What the task asks:
Tally the lines in these records that hold the string "from", and reply with the number alone.

Records for the exercise:
**********

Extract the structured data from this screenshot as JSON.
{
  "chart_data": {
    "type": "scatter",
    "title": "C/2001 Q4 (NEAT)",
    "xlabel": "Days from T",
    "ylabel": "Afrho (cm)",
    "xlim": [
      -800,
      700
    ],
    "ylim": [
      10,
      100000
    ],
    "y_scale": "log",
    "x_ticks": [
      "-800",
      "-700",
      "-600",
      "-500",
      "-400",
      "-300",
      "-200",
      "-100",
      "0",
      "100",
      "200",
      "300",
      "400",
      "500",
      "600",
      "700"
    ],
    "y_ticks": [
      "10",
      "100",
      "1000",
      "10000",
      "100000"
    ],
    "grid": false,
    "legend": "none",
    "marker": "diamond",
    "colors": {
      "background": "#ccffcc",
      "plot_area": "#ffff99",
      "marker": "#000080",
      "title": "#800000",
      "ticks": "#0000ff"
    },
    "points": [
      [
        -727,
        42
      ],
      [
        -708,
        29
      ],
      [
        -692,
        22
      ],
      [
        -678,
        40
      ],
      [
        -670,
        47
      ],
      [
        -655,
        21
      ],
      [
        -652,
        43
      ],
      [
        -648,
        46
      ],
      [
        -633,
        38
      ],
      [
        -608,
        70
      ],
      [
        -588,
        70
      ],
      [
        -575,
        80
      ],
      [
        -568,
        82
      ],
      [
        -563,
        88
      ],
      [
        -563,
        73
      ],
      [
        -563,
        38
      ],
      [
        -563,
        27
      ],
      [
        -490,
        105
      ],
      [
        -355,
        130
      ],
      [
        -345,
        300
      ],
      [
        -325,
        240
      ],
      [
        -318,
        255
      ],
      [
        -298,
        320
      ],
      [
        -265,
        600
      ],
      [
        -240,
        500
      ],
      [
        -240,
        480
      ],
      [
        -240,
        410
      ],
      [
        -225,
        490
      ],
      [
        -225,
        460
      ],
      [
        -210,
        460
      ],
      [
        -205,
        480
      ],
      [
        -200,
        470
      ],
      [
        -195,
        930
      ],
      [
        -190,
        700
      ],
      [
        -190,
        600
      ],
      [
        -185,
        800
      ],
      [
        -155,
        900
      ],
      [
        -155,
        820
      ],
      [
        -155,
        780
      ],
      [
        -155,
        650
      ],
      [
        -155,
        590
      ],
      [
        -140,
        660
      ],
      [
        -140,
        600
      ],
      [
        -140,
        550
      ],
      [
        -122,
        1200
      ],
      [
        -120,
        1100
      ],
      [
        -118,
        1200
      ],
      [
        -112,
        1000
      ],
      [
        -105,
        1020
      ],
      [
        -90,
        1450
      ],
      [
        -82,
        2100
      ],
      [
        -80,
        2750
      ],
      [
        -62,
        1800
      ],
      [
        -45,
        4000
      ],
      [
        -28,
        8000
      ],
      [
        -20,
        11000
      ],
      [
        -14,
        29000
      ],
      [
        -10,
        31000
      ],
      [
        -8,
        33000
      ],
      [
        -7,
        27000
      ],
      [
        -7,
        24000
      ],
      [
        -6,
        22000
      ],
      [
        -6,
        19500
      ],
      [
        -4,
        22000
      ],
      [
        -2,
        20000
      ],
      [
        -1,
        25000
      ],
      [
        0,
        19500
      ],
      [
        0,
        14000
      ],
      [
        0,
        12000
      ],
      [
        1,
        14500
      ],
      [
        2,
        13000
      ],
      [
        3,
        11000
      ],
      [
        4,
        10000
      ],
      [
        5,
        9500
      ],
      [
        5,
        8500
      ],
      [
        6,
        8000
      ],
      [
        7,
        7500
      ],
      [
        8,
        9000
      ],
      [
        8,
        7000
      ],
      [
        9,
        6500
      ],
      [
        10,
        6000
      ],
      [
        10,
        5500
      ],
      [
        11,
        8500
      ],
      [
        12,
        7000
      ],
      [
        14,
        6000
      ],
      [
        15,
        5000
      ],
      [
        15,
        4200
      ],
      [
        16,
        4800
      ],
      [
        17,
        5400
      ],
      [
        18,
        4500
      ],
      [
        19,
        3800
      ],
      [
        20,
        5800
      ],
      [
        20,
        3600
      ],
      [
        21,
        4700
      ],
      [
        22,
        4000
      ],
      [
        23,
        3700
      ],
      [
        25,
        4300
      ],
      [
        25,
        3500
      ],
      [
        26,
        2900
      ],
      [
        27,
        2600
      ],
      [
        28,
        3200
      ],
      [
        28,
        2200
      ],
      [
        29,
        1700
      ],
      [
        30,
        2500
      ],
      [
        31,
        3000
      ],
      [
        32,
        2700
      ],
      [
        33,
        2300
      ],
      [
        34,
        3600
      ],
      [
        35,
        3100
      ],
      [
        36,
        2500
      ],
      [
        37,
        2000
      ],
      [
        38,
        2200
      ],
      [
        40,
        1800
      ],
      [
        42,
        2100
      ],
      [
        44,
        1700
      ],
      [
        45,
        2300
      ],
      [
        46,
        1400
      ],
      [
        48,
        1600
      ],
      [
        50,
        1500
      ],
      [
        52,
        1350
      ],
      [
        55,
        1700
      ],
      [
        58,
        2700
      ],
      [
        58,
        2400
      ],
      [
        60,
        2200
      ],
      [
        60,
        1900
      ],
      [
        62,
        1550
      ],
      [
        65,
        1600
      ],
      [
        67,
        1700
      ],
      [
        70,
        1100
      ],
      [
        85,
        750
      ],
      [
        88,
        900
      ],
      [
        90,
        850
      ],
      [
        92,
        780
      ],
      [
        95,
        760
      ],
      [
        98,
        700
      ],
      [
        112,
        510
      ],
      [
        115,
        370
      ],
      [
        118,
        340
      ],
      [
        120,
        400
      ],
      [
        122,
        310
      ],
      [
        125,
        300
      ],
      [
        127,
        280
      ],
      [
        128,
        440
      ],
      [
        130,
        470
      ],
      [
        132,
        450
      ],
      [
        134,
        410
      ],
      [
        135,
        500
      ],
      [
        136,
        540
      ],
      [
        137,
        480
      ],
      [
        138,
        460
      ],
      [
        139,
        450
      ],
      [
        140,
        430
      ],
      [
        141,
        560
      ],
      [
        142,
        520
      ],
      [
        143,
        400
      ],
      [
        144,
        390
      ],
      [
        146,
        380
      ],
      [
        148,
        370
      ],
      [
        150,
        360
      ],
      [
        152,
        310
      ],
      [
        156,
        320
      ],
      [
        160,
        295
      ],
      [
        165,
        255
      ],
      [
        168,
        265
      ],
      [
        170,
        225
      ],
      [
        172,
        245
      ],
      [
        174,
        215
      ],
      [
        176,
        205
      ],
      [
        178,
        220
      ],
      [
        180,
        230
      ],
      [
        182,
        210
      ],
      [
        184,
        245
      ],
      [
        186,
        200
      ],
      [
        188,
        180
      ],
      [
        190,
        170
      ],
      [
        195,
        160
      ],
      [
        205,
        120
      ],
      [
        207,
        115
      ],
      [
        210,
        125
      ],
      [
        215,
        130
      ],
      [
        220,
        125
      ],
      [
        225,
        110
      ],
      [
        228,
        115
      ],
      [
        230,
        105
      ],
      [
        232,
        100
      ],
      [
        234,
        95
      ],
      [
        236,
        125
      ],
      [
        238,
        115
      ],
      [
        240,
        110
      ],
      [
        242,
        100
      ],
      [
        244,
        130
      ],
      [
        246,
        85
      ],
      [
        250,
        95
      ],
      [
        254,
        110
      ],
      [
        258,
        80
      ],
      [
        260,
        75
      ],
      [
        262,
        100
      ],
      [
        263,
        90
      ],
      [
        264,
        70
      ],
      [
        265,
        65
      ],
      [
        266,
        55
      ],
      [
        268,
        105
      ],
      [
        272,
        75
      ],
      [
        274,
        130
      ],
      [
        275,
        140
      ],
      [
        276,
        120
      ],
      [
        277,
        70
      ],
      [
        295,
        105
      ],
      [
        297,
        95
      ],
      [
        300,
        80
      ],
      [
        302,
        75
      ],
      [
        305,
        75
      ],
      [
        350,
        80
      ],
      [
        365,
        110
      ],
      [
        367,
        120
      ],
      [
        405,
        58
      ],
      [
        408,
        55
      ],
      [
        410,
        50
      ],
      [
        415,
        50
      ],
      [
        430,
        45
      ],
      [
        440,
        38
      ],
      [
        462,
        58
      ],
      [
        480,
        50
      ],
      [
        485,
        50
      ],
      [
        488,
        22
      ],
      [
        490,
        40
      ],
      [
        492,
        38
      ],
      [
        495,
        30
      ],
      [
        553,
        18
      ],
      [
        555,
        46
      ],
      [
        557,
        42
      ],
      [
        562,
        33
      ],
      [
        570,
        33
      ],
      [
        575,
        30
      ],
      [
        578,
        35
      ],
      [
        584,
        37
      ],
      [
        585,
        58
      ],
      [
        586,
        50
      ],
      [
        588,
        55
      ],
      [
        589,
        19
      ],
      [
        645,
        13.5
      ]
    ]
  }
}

**********

Result of the exercise:
2